### Source data
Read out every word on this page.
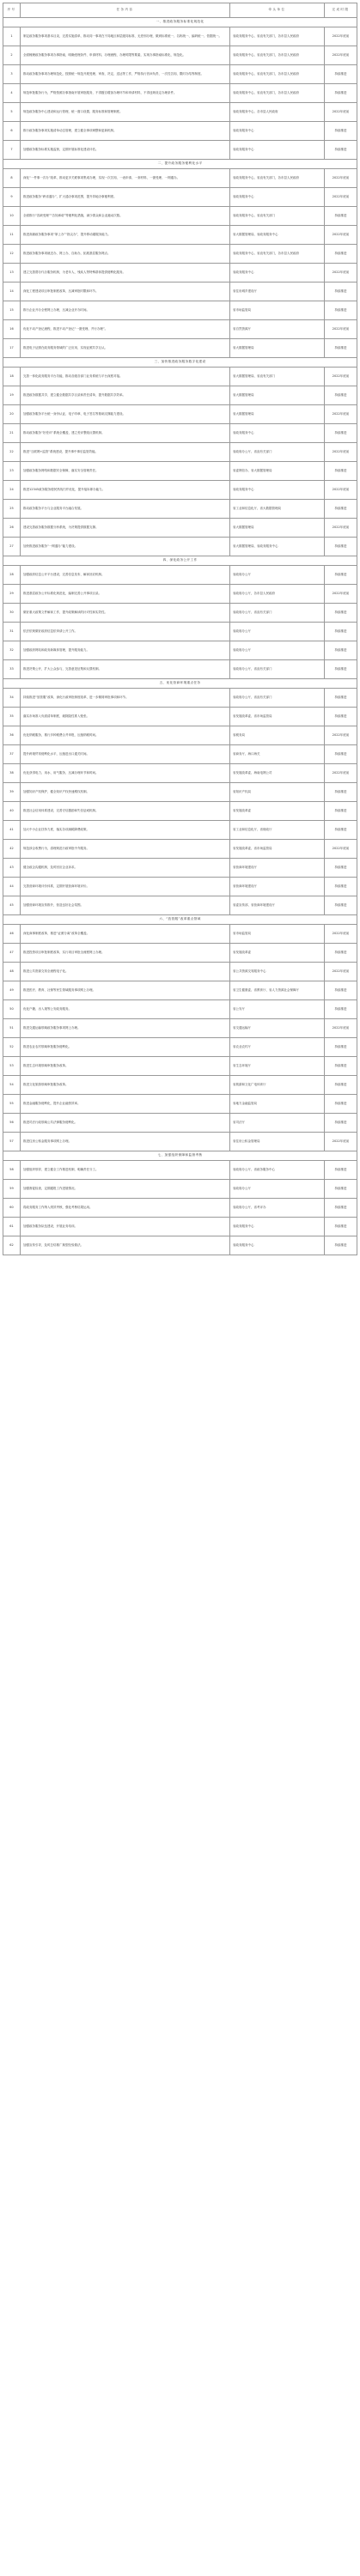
序号	任务内容	牵头单位	完成时限
一、推进政务服务标准化规范化			
1	制定政务服务事项基本目录，完善实施清单，推动同一事项在不同地区和层级同标准、无差别办理，做到标准统一、名称统一、编码统一、依据统一。	省政务服务中心、省直有关部门，各市县人民政府	2022年底前
2	全面梳理政务服务事项办事指南，明确受理条件、申请材料、办理流程、办理时限等要素，实现办事指南标准化、规范化。	省政务服务中心、省直有关部门，各市县人民政府	2022年底前
3	推动政务服务事项办理规范化，按照统一规范开展受理、审查、决定、送达等工作，严格执行首问负责、一次性告知、限时办结等制度。	省政务服务中心、省直有关部门，各市县人民政府	持续推进
4	规范审批服务行为，严格按照办事指南开展审批服务，不得擅自增加办理环节和申请材料，不得违规设定办理条件。	省政务服务中心、省直有关部门，各市县人民政府	持续推进
5	规范政务服务中心建设和运行管理，统一窗口设置、服务标准和管理制度。	省政务服务中心，各市县人民政府	2022年底前
6	推行政务服务事项实施清单动态管理，建立健全事项调整和更新机制。	省政务服务中心	持续推进
7	加强政务服务标准实施监督，定期开展标准化建设评估。	省政务服务中心	持续推进
二、提升政务服务便利化水平			
8	深化“一件事一次办”改革，推动更多关联事项集成办理，实现一次告知、一表申请、一套材料、一窗受理、一网通办。	省政务服务中心、省直有关部门，各市县人民政府	2022年底前
9	推进政务服务“跨省通办”，扩大通办事项范围，提升异地办事便利度。	省政务服务中心	2022年底前
10	全面推行“容缺受理”“告知承诺”等便利化措施，减少群众和企业跑动次数。	省政务服务中心、省直有关部门	持续推进
11	推进高频政务服务事项“掌上办”“指尖办”，提升移动端服务能力。	省大数据管理局、省政务服务中心	2022年底前
12	推进政务服务事项就近办、网上办、自助办，拓展基层服务网点。	省政务服务中心、省直有关部门，各市县人民政府	持续推进
13	建立完善帮办代办服务机制，为老年人、残疾人等特殊群体提供便利化服务。	省政务服务中心	2022年底前
14	深化工程建设项目审批制度改革，压减审批时限和环节。	省住房城乡建设厅	持续推进
15	推行企业开办全程网上办理，压减企业开办时间。	省市场监管局	持续推进
16	优化不动产登记流程，推进不动产登记“一窗受理、并行办理”。	省自然资源厅	2022年底前
17	推进电子证照在政务服务领域的广泛应用，实现证照共享互认。	省大数据管理局	持续推进
三、加快推进政务服务数字化建设			
18	完善一体化政务服务平台功能，推动各级各部门业务系统与平台深度对接。	省大数据管理局、省直有关部门	2022年底前
19	推进政务数据共享，建立健全数据共享目录和责任清单，提升数据共享效率。	省大数据管理局	持续推进
20	加强政务服务平台统一身份认证、电子印章、电子签名等基础支撑能力建设。	省大数据管理局	2022年底前
21	推动政务服务“好差评”系统全覆盖，建立差评整改反馈机制。	省政务服务中心	持续推进
22	推进“互联网+监管”系统建设，提升事中事后监管效能。	省政府办公厅、省直有关部门	2022年底前
23	加强政务服务网络和数据安全保障，落实安全管理责任。	省委网信办、省大数据管理局	持续推进
24	推进12345政务服务便民热线归并优化，提升接诉即办能力。	省政务服务中心	2022年底前
25	推动政务服务平台与企业服务平台融合发展。	省工业和信息化厅、省大数据管理局	持续推进
26	建设完善政务服务数据分析系统，为决策提供数据支撑。	省大数据管理局	2022年底前
27	加快推进政务服务“一网通办”能力建设。	省大数据管理局、省政务服务中心	持续推进
四、深化政务公开工作			
28	加强政府信息公开平台建设，完善信息发布、解读回应机制。	省政府办公厅	持续推进
29	推进基层政务公开标准化规范化，编制完善公开事项目录。	省政府办公厅，各市县人民政府	2022年底前
30	做好重大政策文件解读工作，提升政策解读的针对性和实效性。	省政府办公厅、省直有关部门	持续推进
31	依法依规做好政府信息依申请公开工作。	省政府办公厅	持续推进
32	加强政府网站和政务新媒体管理，提升服务能力。	省政府办公厅	持续推进
33	推进决策公开，扩大公众参与，完善意见征集和反馈机制。	省政府办公厅、省直有关部门	持续推进
五、优化营商环境重点任务			
34	持续推进“放管服”改革，深化行政审批制度改革，进一步精简审批事项和环节。	省政府办公厅、省直有关部门	持续推进
35	落实市场准入负面清单制度，破除隐性准入壁垒。	省发展改革委、省市场监管局	持续推进
36	优化纳税服务，推行多种税费合并申报，压缩纳税时间。	省税务局	2022年底前
37	提升跨境贸易便利化水平，压缩进出口通关时间。	省商务厅、海口海关	持续推进
38	优化获得电力、用水、用气服务，压减办理环节和时间。	省发展改革委、海南电网公司	2022年底前
39	加强知识产权保护，健全知识产权快速维权机制。	省知识产权局	持续推进
40	推进社会信用体系建设，完善守信激励和失信惩戒机制。	省发展改革委	持续推进
41	加大中小企业扶持力度，落实各项减税降费政策。	省工业和信息化厅、省财政厅	持续推进
42	规范涉企收费行为，清理规范行政审批中介服务。	省发展改革委、省市场监管局	2022年底前
43	健全政企沟通机制，及时回应企业诉求。	省营商环境建设厅	持续推进
44	完善营商环境评价体系，定期开展营商环境评价。	省营商环境建设厅	持续推进
45	加强营商环境宣传推介，营造良好社会氛围。	省委宣传部、省营商环境建设厅	持续推进
六、“放管服”改革重点领域			
46	深化商事制度改革，推进“证照分离”改革全覆盖。	省市场监管局	2022年底前
47	推进投资项目审批制度改革，实行项目审批全流程网上办理。	省发展改革委	持续推进
48	推进公共资源交易全流程电子化。	省公共资源交易服务中心	2022年底前
49	推进医疗、教育、社保等民生领域服务事项网上办理。	省卫生健康委、省教育厅、省人力资源社会保障厅	持续推进
50	优化户籍、出入境等公安政务服务。	省公安厅	持续推进
51	推进交通运输领域政务服务事项网上办理。	省交通运输厅	2022年底前
52	推进农业农村领域审批服务便利化。	省农业农村厅	持续推进
53	推进生态环境领域审批服务改革。	省生态环境厅	持续推进
54	推进文化旅游领域审批服务改革。	省旅游和文化广电体育厅	持续推进
55	推进金融服务便利化，提升企业融资效率。	省地方金融监管局	持续推进
56	推进司法行政领域公共法律服务便利化。	省司法厅	持续推进
57	推进住房公积金服务事项网上办理。	省住房公积金管理局	2022年底前
七、加强组织保障和监督考核			
58	加强组织领导，建立健全工作推进机制，明确责任分工。	省政府办公厅、省政务服务中心	持续推进
59	加强督促检查，定期通报工作进展情况。	省政府办公厅	持续推进
60	将政务服务工作纳入绩效考核，强化考核结果运用。	省政府办公厅、省考评办	持续推进
61	加强政务服务队伍建设，开展业务培训。	省政务服务中心	持续推进
62	加强宣传引导，及时总结推广典型经验做法。	省政务服务中心	持续推进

### Work to complete
State how many lines of the records above contain the word "省工业和信息化厅", and give only that number.

### Written response
2